[QUOTED PASSAGE]
==========

Primary pellagra is now seen in individuals with alcoholism, those who participate in “fad” diets, and those with primary or secondary malabsorption states. The malnourished state associated with pellagra results in death if untreated.

Pellagra, which is caused by a deficiency of NIACIN and TRYPTOPHAN, the precursor of niacin, is a rare disease in developed countries except where regular consumption of alcohol is a major risk factor due to subsequent malnutrition and lack of B vitamins.

Although pellagra involves treatable dementia and psychosis, it is often under-diagnosed, especially in developed countries.

Because of the large range of organs and tissues impacted by niacin deficiency, the clinical expression of pellagra is diverse. Pellagra is classically defined by “the 3 Ds” (ie, diarrhea, dermatitis, and dementia.)

Mucosal inflammation and atrophy involves most of the GI tract. Evidence of glossitis(inflammation of the tongue) and atrophy of the papillae of the tongue are characteristic findings, along with gastritis and subsequent gastric mucosal atrophy. Acute inflammation of the small intestine and colon are also commonly noted.

Almost universally, GI symptoms precede the skin manifestations.

Skin lesions are usually sharply demarcated and occur in areas more prone to sun exposure. Histopathologic changes include vascular dilatation, proliferation of endothelial lining, perivascular lymphocytic infiltration, and hyperkeratinization and subsequent atrophy of the epidermis.

Microscopic changes in the presence of a grossly normal nervous system can be found in the brain, spinal cord, and peripheral nerves. Findings include central chromatolysis of neurons, patchy demyelinization, and degeneration of the various affected parts of the nervous system. Pellagra is often an evolving process, which, if untreated, can lead to progressive deterioration and death (the fourth “D”) over a period of years.

  • Early systemic effects of the disease include malaise, apathy, weakness, and lassitude.
  • GI involvement leads to a malabsorptive state and subsequent failure to thrive. The patient can appear to have irritable bowel syndrome.

==========

[EXERCISE DATA]
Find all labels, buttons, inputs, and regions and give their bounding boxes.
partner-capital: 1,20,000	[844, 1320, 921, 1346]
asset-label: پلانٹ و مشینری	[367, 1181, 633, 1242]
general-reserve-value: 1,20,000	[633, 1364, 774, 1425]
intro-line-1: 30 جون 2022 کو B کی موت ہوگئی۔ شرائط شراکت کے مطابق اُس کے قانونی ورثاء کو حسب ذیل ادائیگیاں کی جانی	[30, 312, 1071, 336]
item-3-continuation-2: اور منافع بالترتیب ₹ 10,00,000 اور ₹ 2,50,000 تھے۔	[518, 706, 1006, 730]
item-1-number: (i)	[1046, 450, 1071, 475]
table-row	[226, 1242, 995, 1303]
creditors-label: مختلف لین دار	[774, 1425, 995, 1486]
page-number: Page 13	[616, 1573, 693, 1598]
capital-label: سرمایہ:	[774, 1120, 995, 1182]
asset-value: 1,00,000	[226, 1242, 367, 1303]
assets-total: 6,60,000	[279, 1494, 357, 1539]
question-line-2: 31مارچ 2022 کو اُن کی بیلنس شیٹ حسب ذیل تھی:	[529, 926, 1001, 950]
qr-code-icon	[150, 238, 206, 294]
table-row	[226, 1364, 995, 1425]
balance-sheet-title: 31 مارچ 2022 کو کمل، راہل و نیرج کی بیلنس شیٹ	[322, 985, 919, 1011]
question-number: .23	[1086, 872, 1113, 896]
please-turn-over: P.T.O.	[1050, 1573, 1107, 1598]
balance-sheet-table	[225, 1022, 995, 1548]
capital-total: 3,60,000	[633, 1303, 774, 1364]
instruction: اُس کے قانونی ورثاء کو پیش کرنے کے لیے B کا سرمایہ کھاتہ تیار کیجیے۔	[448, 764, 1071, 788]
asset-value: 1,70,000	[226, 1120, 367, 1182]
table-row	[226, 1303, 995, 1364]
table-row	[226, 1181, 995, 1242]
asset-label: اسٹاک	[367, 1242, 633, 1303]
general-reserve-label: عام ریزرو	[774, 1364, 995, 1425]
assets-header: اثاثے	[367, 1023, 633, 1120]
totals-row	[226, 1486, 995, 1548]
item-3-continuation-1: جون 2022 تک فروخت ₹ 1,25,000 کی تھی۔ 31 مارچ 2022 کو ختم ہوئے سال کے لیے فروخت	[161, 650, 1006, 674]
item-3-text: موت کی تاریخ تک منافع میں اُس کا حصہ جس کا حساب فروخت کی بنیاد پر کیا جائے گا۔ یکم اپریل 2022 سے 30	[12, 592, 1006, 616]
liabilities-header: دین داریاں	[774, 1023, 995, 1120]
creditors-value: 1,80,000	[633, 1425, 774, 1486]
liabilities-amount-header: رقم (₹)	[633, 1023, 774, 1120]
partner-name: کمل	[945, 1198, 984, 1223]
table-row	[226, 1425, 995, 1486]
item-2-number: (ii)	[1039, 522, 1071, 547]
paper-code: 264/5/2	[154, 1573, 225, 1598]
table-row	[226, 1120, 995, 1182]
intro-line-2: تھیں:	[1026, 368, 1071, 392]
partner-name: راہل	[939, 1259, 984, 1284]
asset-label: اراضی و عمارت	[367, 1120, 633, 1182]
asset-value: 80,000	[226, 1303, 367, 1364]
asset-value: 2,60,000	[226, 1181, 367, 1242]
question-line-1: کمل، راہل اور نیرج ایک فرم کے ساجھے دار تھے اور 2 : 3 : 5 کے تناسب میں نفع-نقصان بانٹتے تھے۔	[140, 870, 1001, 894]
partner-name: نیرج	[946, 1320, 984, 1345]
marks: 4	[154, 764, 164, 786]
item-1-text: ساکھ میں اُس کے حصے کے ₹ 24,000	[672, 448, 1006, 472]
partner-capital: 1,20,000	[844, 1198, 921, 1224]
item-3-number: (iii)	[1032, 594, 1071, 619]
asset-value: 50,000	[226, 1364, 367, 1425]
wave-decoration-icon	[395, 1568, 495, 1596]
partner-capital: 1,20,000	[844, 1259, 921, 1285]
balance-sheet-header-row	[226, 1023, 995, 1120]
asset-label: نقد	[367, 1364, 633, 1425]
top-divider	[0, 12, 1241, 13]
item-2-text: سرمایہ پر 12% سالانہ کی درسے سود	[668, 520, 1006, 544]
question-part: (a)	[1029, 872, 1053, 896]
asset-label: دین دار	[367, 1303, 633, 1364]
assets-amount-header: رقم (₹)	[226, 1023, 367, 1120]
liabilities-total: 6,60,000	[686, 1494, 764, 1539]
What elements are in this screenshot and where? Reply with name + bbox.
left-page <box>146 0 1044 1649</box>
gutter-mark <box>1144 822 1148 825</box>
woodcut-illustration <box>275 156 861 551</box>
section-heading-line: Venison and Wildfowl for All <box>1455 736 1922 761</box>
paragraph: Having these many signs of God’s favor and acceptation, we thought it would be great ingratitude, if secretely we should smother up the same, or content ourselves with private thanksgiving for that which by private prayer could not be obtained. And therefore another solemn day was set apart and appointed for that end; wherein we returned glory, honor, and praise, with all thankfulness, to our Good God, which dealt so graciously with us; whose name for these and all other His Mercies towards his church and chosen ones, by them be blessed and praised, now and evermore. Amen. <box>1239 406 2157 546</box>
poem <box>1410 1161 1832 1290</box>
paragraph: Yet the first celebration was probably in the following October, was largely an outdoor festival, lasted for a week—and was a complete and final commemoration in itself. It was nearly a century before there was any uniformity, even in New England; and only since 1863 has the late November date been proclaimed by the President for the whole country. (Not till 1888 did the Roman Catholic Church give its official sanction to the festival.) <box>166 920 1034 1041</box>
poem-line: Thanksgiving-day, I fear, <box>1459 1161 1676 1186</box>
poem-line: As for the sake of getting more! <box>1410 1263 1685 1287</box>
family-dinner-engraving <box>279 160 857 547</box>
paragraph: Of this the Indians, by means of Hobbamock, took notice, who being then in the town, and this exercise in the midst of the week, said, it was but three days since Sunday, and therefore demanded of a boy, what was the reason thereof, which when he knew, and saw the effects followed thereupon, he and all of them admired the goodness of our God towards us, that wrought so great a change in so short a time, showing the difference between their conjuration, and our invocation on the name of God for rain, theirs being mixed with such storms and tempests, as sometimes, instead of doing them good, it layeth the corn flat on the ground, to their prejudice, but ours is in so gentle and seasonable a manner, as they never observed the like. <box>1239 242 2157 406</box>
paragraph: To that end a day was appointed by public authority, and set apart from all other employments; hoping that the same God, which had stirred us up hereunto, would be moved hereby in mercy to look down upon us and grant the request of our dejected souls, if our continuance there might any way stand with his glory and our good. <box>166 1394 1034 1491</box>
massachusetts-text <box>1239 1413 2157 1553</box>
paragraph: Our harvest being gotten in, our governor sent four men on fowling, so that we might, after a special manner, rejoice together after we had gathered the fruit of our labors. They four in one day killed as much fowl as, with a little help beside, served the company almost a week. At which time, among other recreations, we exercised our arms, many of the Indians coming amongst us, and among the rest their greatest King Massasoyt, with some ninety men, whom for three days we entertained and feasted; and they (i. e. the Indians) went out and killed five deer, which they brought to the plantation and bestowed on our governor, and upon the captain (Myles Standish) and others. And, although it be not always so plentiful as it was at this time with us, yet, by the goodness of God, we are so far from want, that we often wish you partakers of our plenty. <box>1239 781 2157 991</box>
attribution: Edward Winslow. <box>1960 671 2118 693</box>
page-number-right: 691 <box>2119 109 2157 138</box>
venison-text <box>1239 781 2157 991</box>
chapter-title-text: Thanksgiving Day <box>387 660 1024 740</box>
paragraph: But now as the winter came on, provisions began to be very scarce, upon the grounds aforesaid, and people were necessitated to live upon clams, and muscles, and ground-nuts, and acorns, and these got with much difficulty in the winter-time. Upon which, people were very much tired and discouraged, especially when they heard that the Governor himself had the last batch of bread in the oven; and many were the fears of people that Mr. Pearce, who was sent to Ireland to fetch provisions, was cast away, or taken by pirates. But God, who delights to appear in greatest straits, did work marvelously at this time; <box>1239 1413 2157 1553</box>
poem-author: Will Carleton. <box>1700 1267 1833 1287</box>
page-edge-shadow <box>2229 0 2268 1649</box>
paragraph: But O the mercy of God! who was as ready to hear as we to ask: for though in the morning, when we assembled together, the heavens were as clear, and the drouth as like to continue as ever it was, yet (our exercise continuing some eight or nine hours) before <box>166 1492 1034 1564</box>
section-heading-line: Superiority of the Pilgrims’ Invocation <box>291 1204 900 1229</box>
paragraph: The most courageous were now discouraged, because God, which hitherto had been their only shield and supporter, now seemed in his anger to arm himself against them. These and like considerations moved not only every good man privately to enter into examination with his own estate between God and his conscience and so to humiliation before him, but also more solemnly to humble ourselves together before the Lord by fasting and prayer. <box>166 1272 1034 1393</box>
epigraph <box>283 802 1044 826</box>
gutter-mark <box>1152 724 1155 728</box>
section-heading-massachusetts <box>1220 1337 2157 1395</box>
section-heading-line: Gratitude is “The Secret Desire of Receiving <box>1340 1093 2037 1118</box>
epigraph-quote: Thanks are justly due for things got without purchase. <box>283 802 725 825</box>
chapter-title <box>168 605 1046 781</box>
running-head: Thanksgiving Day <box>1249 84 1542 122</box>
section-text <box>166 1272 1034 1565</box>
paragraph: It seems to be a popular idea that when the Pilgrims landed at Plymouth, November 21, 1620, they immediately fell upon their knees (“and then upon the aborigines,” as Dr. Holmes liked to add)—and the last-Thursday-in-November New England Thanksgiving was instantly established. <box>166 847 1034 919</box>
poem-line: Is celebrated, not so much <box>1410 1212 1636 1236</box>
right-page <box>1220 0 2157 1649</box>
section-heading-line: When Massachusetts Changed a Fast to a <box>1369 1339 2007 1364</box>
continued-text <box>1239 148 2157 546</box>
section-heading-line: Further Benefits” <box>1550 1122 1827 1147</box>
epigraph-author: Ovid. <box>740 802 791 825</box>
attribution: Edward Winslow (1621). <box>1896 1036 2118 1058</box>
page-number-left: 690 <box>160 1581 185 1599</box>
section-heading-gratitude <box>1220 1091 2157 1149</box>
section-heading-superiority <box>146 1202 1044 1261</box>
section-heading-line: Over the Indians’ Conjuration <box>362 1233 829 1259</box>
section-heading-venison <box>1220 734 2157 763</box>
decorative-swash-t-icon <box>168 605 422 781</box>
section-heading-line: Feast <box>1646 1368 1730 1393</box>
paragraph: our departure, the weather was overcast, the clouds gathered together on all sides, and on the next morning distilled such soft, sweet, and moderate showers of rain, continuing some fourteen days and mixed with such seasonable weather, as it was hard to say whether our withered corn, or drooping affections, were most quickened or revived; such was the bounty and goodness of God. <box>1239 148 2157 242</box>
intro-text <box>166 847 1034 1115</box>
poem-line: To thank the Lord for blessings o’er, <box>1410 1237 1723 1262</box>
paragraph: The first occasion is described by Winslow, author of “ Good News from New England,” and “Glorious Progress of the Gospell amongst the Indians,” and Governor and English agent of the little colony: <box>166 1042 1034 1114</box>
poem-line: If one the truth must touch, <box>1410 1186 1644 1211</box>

==========

[WORK INSTRUCTION 1]
Answer these questions about the pellagra text:
(a) What are "the 3 Ds" that classically define pellagra?
(b) What is called the fourth "D"?
(c) What kind of symptoms almost always come before the skin manifestations?
[WORK INSTRUCTION 2] Pick up the pellagra text after its final sentence and carry it on.

[RESPONSE 1]
(a) Diarrhea, dermatitis, and dementia.
(b) Death.
(c) GI symptoms.

[RESPONSE 2]
  • Dermatitis tends to be painful during the acute phase and eventually becomes disfiguring.
  • Neurological manifestations include anxiety, depression, delusions, hallucinations, headaches, insomnia, and stupor.
  • Besides presenting as the nonalcoholic pellagra, acute pellagraphic encephalopathy can present with ataxia and myoclonus as the chief symptoms.

Public awareness campaigns, agriculture diversification, change of food habits, and food fortification with nicotinic acid were all responsible for the eradication of pellagra in the South. The recommendation of the Food and Nutrition Board regarding the enrichment of bread and flour with thiamine, niacin, and iron was endorsed by the members of the baking and milling industries in 1941. Soon the food fortification program played a crucial role in eliminating pellagra. The consumption of enriched flour and bread ensured that the dietary intake of niacin and thiamine was adequate, thus ensuring the prevention of pellagra and beriberi.

Pellagra was truly conquered in the American South during the Second World War.

Paradoxically, there was relative prosperity during the war. The economy improved, there were more jobs, and almost everyone had an income. The wartime rationing also made the people conscious of eating high quality food. By 1945, pellagra had become extinct in the South, and the pellagra producing 3-M diet of southerners had become a relic of the past.